● Aim
Retype every entry exactly, character for character.
===== Extracted information
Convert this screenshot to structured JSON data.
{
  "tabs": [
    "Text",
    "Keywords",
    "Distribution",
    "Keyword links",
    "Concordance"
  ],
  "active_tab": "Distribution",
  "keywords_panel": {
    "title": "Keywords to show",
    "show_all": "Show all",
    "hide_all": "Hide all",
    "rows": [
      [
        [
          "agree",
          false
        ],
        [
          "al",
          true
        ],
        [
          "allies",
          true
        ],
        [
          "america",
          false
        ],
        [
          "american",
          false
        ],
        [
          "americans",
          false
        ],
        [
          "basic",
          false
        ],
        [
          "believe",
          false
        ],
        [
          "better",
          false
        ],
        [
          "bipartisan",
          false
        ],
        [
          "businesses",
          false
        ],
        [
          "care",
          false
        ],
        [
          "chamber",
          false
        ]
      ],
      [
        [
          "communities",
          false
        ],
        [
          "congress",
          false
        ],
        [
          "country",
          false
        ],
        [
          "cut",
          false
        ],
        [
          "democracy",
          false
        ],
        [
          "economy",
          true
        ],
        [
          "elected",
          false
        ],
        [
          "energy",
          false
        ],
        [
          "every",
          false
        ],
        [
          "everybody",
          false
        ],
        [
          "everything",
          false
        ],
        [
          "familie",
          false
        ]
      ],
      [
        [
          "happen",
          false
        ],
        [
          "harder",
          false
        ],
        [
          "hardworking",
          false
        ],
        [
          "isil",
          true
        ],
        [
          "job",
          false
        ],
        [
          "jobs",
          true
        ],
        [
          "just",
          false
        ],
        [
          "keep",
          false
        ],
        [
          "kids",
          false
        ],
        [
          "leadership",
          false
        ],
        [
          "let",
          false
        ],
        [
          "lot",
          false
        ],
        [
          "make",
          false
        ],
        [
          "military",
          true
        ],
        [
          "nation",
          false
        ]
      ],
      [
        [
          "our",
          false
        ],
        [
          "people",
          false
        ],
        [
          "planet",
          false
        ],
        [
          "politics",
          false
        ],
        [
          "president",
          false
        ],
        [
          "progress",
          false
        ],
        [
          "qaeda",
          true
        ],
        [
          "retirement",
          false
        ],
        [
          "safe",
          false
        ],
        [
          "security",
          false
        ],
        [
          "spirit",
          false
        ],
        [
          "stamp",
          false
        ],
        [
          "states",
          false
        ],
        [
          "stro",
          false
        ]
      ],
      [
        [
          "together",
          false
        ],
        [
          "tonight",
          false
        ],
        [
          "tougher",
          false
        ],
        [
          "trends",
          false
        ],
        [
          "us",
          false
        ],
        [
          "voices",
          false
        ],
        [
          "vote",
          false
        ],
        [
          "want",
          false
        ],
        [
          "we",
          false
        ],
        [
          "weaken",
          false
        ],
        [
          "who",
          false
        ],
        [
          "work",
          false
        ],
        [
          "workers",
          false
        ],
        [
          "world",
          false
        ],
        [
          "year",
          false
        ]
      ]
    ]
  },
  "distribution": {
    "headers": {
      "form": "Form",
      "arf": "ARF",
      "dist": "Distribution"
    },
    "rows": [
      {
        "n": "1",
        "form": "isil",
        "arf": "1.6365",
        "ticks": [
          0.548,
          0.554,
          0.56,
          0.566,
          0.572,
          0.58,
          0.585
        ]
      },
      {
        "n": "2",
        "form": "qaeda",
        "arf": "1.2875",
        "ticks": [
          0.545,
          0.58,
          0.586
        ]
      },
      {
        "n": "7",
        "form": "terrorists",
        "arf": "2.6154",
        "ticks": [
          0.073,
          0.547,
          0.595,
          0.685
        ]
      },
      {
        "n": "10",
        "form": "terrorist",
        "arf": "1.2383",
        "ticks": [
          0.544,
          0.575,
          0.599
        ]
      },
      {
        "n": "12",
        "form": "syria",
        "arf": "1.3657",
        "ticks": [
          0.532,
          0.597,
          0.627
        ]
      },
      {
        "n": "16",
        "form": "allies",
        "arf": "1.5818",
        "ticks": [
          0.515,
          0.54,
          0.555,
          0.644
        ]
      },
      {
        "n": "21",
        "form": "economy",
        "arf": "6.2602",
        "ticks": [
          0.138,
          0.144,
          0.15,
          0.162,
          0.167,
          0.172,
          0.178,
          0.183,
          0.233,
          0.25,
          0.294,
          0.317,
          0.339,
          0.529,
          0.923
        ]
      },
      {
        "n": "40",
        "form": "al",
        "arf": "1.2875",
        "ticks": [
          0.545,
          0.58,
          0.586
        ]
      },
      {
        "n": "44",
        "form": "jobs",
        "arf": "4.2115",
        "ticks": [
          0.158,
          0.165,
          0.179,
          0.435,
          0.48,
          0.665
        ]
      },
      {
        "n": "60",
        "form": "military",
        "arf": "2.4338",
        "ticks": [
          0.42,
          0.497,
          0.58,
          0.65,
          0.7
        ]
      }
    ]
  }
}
==========
● Answer for the task
Convert this screenshot to structured JSON data.
{
  "tabs": [
    "Text",
    "Keywords",
    "Distribution",
    "Keyword links",
    "Concordance"
  ],
  "active_tab": "Distribution",
  "keywords_panel": {
    "title": "Keywords to show",
    "show_all": "Show all",
    "hide_all": "Hide all",
    "rows": [
      [
        [
          "agree",
          false
        ],
        [
          "al",
          true
        ],
        [
          "allies",
          true
        ],
        [
          "america",
          false
        ],
        [
          "american",
          false
        ],
        [
          "americans",
          false
        ],
        [
          "basic",
          false
        ],
        [
          "believe",
          false
        ],
        [
          "better",
          false
        ],
        [
          "bipartisan",
          false
        ],
        [
          "businesses",
          false
        ],
        [
          "care",
          false
        ],
        [
          "chamber",
          false
        ]
      ],
      [
        [
          "communities",
          false
        ],
        [
          "congress",
          false
        ],
        [
          "country",
          false
        ],
        [
          "cut",
          false
        ],
        [
          "democracy",
          false
        ],
        [
          "economy",
          true
        ],
        [
          "elected",
          false
        ],
        [
          "energy",
          false
        ],
        [
          "every",
          false
        ],
        [
          "everybody",
          false
        ],
        [
          "everything",
          false
        ],
        [
          "familie",
          false
        ]
      ],
      [
        [
          "happen",
          false
        ],
        [
          "harder",
          false
        ],
        [
          "hardworking",
          false
        ],
        [
          "isil",
          true
        ],
        [
          "job",
          false
        ],
        [
          "jobs",
          true
        ],
        [
          "just",
          false
        ],
        [
          "keep",
          false
        ],
        [
          "kids",
          false
        ],
        [
          "leadership",
          false
        ],
        [
          "let",
          false
        ],
        [
          "lot",
          false
        ],
        [
          "make",
          false
        ],
        [
          "military",
          true
        ],
        [
          "nation",
          false
        ]
      ],
      [
        [
          "our",
          false
        ],
        [
          "people",
          false
        ],
        [
          "planet",
          false
        ],
        [
          "politics",
          false
        ],
        [
          "president",
          false
        ],
        [
          "progress",
          false
        ],
        [
          "qaeda",
          true
        ],
        [
          "retirement",
          false
        ],
        [
          "safe",
          false
        ],
        [
          "security",
          false
        ],
        [
          "spirit",
          false
        ],
        [
          "stamp",
          false
        ],
        [
          "states",
          false
        ],
        [
          "stro",
          false
        ]
      ],
      [
        [
          "together",
          false
        ],
        [
          "tonight",
          false
        ],
        [
          "tougher",
          false
        ],
        [
          "trends",
          false
        ],
        [
          "us",
          false
        ],
        [
          "voices",
          false
        ],
        [
          "vote",
          false
        ],
        [
          "want",
          false
        ],
        [
          "we",
          false
        ],
        [
          "weaken",
          false
        ],
        [
          "who",
          false
        ],
        [
          "work",
          false
        ],
        [
          "workers",
          false
        ],
        [
          "world",
          false
        ],
        [
          "year",
          false
        ]
      ]
    ]
  },
  "distribution": {
    "headers": {
      "form": "Form",
      "arf": "ARF",
      "dist": "Distribution"
    },
    "rows": [
      {
        "n": "1",
        "form": "isil",
        "arf": "1.6365",
        "ticks": [
          0.548,
          0.554,
          0.56,
          0.566,
          0.572,
          0.58,
          0.585
        ]
      },
      {
        "n": "2",
        "form": "qaeda",
        "arf": "1.2875",
        "ticks": [
          0.545,
          0.58,
          0.586
        ]
      },
      {
        "n": "7",
        "form": "terrorists",
        "arf": "2.6154",
        "ticks": [
          0.073,
          0.547,
          0.595,
          0.685
        ]
      },
      {
        "n": "10",
        "form": "terrorist",
        "arf": "1.2383",
        "ticks": [
          0.544,
          0.575,
          0.599
        ]
      },
      {
        "n": "12",
        "form": "syria",
        "arf": "1.3657",
        "ticks": [
          0.532,
          0.597,
          0.627
        ]
      },
      {
        "n": "16",
        "form": "allies",
        "arf": "1.5818",
        "ticks": [
          0.515,
          0.54,
          0.555,
          0.644
        ]
      },
      {
        "n": "21",
        "form": "economy",
        "arf": "6.2602",
        "ticks": [
          0.138,
          0.144,
          0.15,
          0.162,
          0.167,
          0.172,
          0.178,
          0.183,
          0.233,
          0.25,
          0.294,
          0.317,
          0.339,
          0.529,
          0.923
        ]
      },
      {
        "n": "40",
        "form": "al",
        "arf": "1.2875",
        "ticks": [
          0.545,
          0.58,
          0.586
        ]
      },
      {
        "n": "44",
        "form": "jobs",
        "arf": "4.2115",
        "ticks": [
          0.158,
          0.165,
          0.179,
          0.435,
          0.48,
          0.665
        ]
      },
      {
        "n": "60",
        "form": "military",
        "arf": "2.4338",
        "ticks": [
          0.42,
          0.497,
          0.58,
          0.65,
          0.7
        ]
      }
    ]
  }
}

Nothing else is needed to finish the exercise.